Exercise ::
Pull out all lines from the listing below in which the word "toddlers" appears.
--------------------------------
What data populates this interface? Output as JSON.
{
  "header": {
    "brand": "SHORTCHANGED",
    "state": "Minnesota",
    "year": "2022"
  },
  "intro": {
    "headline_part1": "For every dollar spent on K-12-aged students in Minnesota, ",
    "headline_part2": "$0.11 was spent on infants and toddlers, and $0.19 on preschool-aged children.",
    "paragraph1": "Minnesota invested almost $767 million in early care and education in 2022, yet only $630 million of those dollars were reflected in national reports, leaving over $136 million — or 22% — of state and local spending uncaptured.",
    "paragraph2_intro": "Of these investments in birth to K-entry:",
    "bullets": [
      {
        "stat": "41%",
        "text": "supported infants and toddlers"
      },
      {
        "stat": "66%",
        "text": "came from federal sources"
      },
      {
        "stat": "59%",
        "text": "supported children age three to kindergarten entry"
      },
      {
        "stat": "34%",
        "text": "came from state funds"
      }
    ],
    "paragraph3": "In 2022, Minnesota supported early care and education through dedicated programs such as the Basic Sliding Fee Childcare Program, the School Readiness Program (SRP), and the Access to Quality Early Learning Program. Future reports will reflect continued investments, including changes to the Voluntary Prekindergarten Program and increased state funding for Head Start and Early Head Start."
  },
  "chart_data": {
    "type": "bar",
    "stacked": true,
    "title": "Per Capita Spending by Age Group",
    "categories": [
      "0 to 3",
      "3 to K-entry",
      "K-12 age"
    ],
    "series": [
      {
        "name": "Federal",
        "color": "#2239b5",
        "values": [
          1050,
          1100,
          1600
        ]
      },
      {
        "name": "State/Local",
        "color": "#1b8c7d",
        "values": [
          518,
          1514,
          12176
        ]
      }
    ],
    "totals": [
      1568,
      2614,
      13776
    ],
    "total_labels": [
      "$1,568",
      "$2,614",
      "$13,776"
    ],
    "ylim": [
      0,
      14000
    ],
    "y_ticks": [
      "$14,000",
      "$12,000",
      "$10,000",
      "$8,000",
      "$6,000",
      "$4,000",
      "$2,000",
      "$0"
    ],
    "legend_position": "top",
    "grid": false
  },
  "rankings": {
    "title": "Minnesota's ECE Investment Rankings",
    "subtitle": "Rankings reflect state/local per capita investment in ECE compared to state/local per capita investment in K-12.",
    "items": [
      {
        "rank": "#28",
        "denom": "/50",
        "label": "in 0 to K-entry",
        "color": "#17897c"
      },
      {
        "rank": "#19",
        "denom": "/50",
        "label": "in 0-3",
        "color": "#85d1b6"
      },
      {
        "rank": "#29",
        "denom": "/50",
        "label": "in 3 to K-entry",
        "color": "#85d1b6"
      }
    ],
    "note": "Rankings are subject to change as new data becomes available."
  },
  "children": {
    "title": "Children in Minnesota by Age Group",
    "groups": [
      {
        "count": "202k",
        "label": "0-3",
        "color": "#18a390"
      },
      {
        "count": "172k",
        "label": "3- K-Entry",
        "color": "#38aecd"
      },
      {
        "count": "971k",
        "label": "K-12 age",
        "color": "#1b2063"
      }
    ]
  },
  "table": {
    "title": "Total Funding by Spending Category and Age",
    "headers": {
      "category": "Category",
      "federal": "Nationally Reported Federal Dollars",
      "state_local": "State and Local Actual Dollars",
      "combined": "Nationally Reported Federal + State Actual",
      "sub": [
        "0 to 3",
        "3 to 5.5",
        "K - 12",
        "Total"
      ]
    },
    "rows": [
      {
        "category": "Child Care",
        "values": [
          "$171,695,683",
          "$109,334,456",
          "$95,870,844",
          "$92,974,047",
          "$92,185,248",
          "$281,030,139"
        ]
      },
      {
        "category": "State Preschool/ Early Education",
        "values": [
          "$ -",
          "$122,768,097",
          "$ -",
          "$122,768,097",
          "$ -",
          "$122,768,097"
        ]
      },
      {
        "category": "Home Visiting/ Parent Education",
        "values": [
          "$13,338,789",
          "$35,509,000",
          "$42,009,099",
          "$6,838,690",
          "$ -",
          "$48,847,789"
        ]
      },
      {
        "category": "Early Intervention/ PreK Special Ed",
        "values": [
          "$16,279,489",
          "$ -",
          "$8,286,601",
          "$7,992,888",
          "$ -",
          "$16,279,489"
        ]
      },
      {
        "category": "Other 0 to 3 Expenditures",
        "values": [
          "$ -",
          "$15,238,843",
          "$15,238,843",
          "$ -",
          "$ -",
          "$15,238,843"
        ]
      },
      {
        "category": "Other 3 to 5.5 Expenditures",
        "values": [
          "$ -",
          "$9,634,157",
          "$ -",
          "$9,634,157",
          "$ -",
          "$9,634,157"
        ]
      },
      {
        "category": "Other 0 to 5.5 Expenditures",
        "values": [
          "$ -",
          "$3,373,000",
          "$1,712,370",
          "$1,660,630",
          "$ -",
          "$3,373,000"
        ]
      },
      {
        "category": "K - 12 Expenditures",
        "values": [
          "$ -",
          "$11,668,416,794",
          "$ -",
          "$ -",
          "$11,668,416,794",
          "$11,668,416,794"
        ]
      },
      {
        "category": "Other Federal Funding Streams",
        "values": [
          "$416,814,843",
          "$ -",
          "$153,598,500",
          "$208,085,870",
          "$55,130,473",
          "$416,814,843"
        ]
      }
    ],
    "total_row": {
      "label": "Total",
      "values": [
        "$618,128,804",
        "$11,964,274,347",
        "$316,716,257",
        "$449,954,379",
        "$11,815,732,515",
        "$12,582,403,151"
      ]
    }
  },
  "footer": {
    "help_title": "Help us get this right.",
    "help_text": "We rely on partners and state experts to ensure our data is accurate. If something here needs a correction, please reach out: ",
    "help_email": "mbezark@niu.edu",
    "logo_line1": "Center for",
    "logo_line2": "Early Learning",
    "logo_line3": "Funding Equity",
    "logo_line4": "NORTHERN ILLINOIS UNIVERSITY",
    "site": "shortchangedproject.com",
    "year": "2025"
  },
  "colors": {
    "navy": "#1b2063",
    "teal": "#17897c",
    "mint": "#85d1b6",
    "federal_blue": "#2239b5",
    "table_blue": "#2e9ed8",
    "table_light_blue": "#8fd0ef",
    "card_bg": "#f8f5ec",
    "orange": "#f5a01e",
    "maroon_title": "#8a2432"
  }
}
--------------------------------
Reply ::
    "headline_part2": "$0.11 was spent on infants and toddlers, and $0.19 on preschool-aged children.",
        "text": "supported infants and toddlers"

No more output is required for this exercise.